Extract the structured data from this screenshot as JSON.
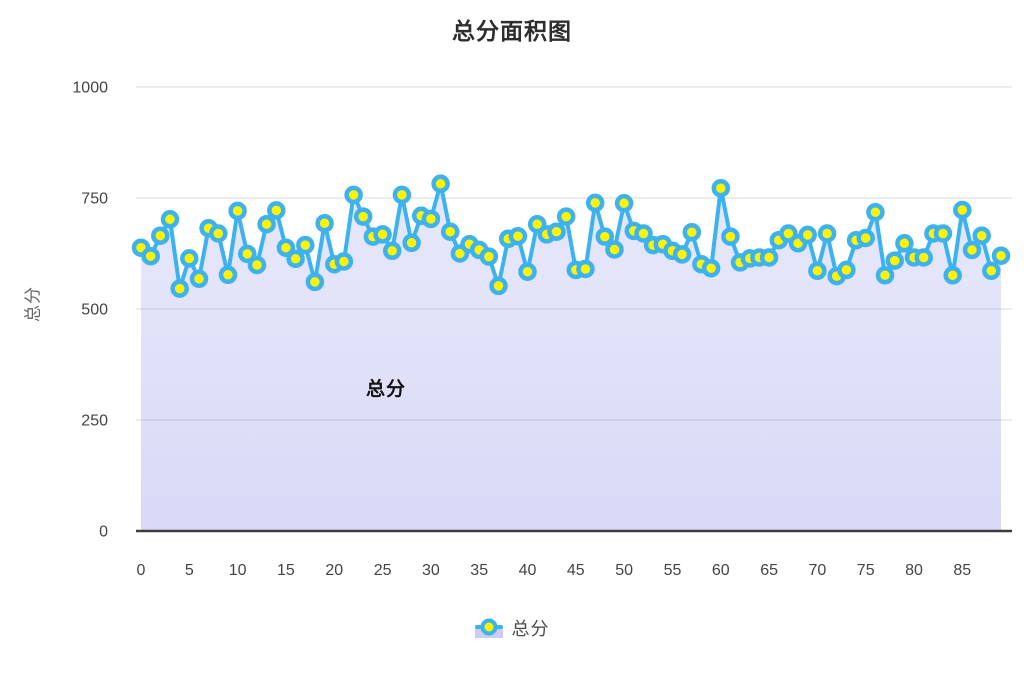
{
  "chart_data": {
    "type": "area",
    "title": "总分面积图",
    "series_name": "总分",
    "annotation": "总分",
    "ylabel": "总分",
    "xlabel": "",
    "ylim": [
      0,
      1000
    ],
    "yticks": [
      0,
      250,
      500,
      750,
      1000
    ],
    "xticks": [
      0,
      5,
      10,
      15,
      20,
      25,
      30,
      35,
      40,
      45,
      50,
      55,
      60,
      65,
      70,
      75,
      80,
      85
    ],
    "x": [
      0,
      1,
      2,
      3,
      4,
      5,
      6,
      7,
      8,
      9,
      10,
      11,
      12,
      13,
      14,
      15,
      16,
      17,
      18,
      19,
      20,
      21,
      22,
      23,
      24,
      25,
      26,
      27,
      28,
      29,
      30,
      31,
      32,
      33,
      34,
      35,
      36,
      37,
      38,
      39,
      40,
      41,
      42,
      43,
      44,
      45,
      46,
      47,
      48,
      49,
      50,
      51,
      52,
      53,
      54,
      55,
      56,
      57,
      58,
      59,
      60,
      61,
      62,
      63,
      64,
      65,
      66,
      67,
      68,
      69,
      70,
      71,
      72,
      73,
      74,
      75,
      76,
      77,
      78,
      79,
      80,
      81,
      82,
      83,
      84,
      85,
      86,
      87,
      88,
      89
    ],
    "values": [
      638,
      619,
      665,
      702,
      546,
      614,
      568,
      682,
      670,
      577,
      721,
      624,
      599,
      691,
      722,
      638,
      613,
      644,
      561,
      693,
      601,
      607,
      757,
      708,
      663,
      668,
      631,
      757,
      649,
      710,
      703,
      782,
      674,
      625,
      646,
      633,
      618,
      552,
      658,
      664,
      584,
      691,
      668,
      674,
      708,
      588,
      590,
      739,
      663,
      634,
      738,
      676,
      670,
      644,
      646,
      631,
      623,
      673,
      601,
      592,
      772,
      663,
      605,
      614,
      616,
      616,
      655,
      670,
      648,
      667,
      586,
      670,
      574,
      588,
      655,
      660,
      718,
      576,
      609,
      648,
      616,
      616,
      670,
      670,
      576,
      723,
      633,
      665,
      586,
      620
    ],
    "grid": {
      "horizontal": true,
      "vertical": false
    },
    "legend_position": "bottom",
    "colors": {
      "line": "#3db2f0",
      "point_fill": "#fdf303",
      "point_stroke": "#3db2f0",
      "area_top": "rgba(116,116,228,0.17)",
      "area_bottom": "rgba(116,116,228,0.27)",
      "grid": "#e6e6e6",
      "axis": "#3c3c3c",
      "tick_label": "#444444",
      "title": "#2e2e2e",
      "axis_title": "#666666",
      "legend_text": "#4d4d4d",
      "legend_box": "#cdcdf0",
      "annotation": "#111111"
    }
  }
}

_ _ _ _ _

Your instructions | Within the listing above, find every line containing the string "rgba" and return it.

Output of the task |
      "area_top": "rgba(116,116,228,0.17)",
      "area_bottom": "rgba(116,116,228,0.27)",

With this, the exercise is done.